>> begin SUPPLIED DATA

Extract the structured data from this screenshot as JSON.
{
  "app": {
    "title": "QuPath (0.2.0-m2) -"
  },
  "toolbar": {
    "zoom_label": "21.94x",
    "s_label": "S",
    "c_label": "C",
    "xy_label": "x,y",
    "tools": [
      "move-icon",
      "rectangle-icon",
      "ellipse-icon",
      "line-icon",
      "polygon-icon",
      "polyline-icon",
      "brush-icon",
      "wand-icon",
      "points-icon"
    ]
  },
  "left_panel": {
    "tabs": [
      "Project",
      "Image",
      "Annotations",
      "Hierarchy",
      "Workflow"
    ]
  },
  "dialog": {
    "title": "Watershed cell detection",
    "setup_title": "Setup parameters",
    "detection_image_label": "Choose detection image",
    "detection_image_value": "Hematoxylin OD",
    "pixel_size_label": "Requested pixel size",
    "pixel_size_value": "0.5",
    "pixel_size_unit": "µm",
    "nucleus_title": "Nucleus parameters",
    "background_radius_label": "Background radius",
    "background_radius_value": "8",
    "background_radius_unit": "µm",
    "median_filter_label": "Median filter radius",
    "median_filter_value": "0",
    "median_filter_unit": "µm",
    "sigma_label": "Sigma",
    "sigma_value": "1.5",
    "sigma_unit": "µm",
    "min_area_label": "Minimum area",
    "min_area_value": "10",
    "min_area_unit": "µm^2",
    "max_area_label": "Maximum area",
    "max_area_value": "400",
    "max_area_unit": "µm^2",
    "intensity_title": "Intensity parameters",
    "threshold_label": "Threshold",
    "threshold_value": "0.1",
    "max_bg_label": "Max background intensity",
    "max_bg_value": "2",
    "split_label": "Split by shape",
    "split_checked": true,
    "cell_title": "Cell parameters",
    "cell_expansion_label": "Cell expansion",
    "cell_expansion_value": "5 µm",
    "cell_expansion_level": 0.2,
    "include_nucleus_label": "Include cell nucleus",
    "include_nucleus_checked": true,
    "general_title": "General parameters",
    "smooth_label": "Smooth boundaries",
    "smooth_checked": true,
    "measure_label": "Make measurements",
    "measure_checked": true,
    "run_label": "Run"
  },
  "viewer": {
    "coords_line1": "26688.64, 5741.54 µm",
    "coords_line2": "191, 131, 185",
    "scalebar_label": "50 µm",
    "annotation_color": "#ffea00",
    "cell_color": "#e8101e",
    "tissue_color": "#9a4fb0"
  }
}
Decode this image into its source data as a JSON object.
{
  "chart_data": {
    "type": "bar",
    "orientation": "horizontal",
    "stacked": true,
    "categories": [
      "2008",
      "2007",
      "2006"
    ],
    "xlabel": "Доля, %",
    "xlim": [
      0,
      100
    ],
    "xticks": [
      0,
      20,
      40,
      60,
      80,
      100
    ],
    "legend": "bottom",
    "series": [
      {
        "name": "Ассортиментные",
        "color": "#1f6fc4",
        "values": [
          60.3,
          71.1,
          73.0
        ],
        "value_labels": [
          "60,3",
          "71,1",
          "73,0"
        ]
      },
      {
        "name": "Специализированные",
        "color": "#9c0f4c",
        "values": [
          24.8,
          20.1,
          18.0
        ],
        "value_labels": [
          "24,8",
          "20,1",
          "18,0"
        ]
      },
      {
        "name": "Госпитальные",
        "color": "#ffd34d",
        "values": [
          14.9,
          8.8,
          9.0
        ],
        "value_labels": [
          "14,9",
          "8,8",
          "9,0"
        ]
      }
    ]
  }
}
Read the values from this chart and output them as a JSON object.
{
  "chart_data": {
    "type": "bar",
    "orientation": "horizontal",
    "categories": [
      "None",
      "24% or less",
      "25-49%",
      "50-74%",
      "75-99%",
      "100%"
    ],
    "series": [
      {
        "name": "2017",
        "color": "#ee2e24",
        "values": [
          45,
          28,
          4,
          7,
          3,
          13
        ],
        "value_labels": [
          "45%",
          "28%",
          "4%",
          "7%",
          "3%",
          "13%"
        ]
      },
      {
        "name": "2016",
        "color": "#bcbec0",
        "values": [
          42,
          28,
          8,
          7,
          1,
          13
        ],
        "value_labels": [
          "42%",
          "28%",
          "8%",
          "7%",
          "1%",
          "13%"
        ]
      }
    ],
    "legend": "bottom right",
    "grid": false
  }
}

>> end SUPPLIED DATA

→ BRIEF: Write down all the entries again without a single difference.

→ EXERCISE ANSWER:
Extract the structured data from this screenshot as JSON.
{
  "app": {
    "title": "QuPath (0.2.0-m2) -"
  },
  "toolbar": {
    "zoom_label": "21.94x",
    "s_label": "S",
    "c_label": "C",
    "xy_label": "x,y",
    "tools": [
      "move-icon",
      "rectangle-icon",
      "ellipse-icon",
      "line-icon",
      "polygon-icon",
      "polyline-icon",
      "brush-icon",
      "wand-icon",
      "points-icon"
    ]
  },
  "left_panel": {
    "tabs": [
      "Project",
      "Image",
      "Annotations",
      "Hierarchy",
      "Workflow"
    ]
  },
  "dialog": {
    "title": "Watershed cell detection",
    "setup_title": "Setup parameters",
    "detection_image_label": "Choose detection image",
    "detection_image_value": "Hematoxylin OD",
    "pixel_size_label": "Requested pixel size",
    "pixel_size_value": "0.5",
    "pixel_size_unit": "µm",
    "nucleus_title": "Nucleus parameters",
    "background_radius_label": "Background radius",
    "background_radius_value": "8",
    "background_radius_unit": "µm",
    "median_filter_label": "Median filter radius",
    "median_filter_value": "0",
    "median_filter_unit": "µm",
    "sigma_label": "Sigma",
    "sigma_value": "1.5",
    "sigma_unit": "µm",
    "min_area_label": "Minimum area",
    "min_area_value": "10",
    "min_area_unit": "µm^2",
    "max_area_label": "Maximum area",
    "max_area_value": "400",
    "max_area_unit": "µm^2",
    "intensity_title": "Intensity parameters",
    "threshold_label": "Threshold",
    "threshold_value": "0.1",
    "max_bg_label": "Max background intensity",
    "max_bg_value": "2",
    "split_label": "Split by shape",
    "split_checked": true,
    "cell_title": "Cell parameters",
    "cell_expansion_label": "Cell expansion",
    "cell_expansion_value": "5 µm",
    "cell_expansion_level": 0.2,
    "include_nucleus_label": "Include cell nucleus",
    "include_nucleus_checked": true,
    "general_title": "General parameters",
    "smooth_label": "Smooth boundaries",
    "smooth_checked": true,
    "measure_label": "Make measurements",
    "measure_checked": true,
    "run_label": "Run"
  },
  "viewer": {
    "coords_line1": "26688.64, 5741.54 µm",
    "coords_line2": "191, 131, 185",
    "scalebar_label": "50 µm",
    "annotation_color": "#ffea00",
    "cell_color": "#e8101e",
    "tissue_color": "#9a4fb0"
  }
}
Decode this image into its source data as a JSON object.
{
  "chart_data": {
    "type": "bar",
    "orientation": "horizontal",
    "stacked": true,
    "categories": [
      "2008",
      "2007",
      "2006"
    ],
    "xlabel": "Доля, %",
    "xlim": [
      0,
      100
    ],
    "xticks": [
      0,
      20,
      40,
      60,
      80,
      100
    ],
    "legend": "bottom",
    "series": [
      {
        "name": "Ассортиментные",
        "color": "#1f6fc4",
        "values": [
          60.3,
          71.1,
          73.0
        ],
        "value_labels": [
          "60,3",
          "71,1",
          "73,0"
        ]
      },
      {
        "name": "Специализированные",
        "color": "#9c0f4c",
        "values": [
          24.8,
          20.1,
          18.0
        ],
        "value_labels": [
          "24,8",
          "20,1",
          "18,0"
        ]
      },
      {
        "name": "Госпитальные",
        "color": "#ffd34d",
        "values": [
          14.9,
          8.8,
          9.0
        ],
        "value_labels": [
          "14,9",
          "8,8",
          "9,0"
        ]
      }
    ]
  }
}
Read the values from this chart and output them as a JSON object.
{
  "chart_data": {
    "type": "bar",
    "orientation": "horizontal",
    "categories": [
      "None",
      "24% or less",
      "25-49%",
      "50-74%",
      "75-99%",
      "100%"
    ],
    "series": [
      {
        "name": "2017",
        "color": "#ee2e24",
        "values": [
          45,
          28,
          4,
          7,
          3,
          13
        ],
        "value_labels": [
          "45%",
          "28%",
          "4%",
          "7%",
          "3%",
          "13%"
        ]
      },
      {
        "name": "2016",
        "color": "#bcbec0",
        "values": [
          42,
          28,
          8,
          7,
          1,
          13
        ],
        "value_labels": [
          "42%",
          "28%",
          "8%",
          "7%",
          "1%",
          "13%"
        ]
      }
    ],
    "legend": "bottom right",
    "grid": false
  }
}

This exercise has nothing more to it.